Stated problem:
Scan the data below for the string "zigaro". Show every line where it turns up.

+-------+

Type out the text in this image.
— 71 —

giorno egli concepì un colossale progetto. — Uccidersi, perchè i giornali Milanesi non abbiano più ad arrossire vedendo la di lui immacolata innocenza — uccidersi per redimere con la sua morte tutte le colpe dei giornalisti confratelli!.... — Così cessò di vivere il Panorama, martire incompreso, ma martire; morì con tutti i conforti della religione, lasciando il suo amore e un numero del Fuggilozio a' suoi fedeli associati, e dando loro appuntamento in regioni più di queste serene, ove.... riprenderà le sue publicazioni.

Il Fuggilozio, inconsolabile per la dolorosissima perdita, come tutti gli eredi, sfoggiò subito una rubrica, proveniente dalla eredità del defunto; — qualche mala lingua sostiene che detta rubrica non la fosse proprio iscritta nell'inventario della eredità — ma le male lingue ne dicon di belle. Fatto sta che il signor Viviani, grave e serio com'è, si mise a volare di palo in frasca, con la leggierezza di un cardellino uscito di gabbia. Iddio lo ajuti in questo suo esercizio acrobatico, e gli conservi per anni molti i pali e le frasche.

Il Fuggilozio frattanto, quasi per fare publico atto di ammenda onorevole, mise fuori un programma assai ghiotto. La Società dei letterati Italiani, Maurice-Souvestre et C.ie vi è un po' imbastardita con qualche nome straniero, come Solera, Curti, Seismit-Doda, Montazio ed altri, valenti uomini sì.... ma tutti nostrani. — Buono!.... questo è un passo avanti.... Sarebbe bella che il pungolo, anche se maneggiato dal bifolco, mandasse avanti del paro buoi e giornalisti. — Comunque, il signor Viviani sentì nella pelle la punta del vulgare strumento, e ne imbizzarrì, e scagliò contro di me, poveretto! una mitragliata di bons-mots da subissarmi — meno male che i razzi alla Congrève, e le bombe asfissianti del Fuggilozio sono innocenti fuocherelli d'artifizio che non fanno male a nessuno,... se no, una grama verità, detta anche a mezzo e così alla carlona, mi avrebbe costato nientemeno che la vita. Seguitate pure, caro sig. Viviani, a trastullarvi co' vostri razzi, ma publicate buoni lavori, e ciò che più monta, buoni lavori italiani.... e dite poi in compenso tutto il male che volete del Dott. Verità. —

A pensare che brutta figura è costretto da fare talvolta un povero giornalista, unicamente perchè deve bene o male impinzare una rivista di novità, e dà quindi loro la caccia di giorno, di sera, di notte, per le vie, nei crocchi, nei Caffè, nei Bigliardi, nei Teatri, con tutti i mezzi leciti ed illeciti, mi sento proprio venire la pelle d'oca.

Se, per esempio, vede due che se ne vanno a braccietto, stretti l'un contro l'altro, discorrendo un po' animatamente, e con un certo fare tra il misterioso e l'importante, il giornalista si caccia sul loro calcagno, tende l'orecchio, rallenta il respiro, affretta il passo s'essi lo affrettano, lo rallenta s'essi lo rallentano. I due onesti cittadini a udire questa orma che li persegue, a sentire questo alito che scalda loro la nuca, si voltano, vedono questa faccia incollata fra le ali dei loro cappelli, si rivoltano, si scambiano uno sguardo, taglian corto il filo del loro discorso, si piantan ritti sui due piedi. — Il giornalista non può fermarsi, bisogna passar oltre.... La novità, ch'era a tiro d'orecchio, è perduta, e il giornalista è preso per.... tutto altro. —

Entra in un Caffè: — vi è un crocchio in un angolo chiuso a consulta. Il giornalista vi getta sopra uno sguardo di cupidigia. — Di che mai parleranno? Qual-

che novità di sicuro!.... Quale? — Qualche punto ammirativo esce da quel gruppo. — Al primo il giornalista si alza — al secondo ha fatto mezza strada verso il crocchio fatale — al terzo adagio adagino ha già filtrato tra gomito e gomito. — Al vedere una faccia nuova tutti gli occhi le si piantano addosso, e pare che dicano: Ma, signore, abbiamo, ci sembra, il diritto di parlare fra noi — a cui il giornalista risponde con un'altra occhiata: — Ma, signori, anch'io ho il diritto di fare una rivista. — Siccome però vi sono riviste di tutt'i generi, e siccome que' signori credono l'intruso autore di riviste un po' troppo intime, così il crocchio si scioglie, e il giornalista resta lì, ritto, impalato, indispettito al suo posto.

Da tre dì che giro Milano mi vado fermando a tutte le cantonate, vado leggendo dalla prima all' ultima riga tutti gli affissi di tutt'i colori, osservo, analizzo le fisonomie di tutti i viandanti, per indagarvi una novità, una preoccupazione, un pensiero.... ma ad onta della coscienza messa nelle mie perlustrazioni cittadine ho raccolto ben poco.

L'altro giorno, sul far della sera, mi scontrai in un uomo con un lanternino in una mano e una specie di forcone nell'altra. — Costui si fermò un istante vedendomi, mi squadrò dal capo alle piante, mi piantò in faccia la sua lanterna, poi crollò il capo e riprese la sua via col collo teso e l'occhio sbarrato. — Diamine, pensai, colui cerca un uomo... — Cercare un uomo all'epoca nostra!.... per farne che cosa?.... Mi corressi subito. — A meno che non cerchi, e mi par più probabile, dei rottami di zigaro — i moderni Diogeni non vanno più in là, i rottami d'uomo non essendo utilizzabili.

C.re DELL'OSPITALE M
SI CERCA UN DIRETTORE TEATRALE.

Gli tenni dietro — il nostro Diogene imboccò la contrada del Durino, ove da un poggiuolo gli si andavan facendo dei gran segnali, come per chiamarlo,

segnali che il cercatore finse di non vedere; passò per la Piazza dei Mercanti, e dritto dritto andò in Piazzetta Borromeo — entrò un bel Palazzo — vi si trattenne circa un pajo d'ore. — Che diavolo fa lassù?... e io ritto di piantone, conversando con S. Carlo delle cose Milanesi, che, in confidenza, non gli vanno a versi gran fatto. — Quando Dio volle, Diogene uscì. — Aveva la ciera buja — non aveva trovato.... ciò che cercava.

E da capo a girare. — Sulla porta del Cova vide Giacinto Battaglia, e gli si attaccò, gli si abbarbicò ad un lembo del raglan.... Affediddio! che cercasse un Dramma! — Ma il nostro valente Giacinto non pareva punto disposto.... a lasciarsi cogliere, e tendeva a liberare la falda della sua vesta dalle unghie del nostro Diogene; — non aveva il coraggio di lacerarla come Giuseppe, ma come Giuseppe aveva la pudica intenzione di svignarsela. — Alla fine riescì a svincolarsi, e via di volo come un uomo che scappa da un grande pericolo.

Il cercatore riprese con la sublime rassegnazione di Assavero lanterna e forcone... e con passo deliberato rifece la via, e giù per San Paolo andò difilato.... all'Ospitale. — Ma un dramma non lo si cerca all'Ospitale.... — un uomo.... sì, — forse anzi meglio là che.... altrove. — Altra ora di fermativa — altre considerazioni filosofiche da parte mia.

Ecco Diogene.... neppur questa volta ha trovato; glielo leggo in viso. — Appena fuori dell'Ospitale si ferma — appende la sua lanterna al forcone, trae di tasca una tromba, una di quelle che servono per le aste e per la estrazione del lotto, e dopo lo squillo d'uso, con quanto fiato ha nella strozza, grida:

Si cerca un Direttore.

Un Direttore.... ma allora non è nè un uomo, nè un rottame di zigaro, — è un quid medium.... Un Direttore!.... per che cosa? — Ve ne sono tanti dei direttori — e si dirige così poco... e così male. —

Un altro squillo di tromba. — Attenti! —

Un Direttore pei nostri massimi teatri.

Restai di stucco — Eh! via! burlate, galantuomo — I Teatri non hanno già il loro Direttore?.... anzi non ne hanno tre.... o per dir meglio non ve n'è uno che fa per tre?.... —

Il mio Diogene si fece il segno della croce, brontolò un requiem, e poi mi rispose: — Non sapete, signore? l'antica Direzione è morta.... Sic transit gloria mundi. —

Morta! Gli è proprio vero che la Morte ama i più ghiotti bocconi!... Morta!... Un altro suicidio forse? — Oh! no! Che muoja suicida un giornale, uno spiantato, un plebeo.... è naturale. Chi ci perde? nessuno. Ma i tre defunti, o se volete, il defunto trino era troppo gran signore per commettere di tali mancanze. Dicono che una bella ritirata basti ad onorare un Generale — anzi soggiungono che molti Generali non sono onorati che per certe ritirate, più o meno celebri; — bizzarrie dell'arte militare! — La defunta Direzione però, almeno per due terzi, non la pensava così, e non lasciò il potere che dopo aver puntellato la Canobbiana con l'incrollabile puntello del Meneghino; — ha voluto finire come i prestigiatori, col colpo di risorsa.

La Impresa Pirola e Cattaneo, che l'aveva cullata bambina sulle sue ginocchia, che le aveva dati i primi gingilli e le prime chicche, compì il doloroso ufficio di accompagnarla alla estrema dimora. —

+-------+

Response to this task:
L'altro giorno, sul far della sera, mi scontrai in un uomo con un lanternino in una mano e una specie di forcone nell'altra. — Costui si fermò un istante vedendomi, mi squadrò dal capo alle piante, mi piantò in faccia la sua lanterna, poi crollò il capo e riprese la sua via col collo teso e l'occhio sbarrato. — Diamine, pensai, colui cerca un uomo... — Cercare un uomo all'epoca nostra!.... per farne che cosa?.... Mi corressi subito. — A meno che non cerchi, e mi par più probabile, dei rottami di zigaro — i moderni Diogeni non vanno più in là, i rottami d'uomo non essendo utilizzabili.
Un Direttore.... ma allora non è nè un uomo, nè un rottame di zigaro, — è un quid medium.... Un Direttore!.... per che cosa? — Ve ne sono tanti dei direttori — e si dirige così poco... e così male. —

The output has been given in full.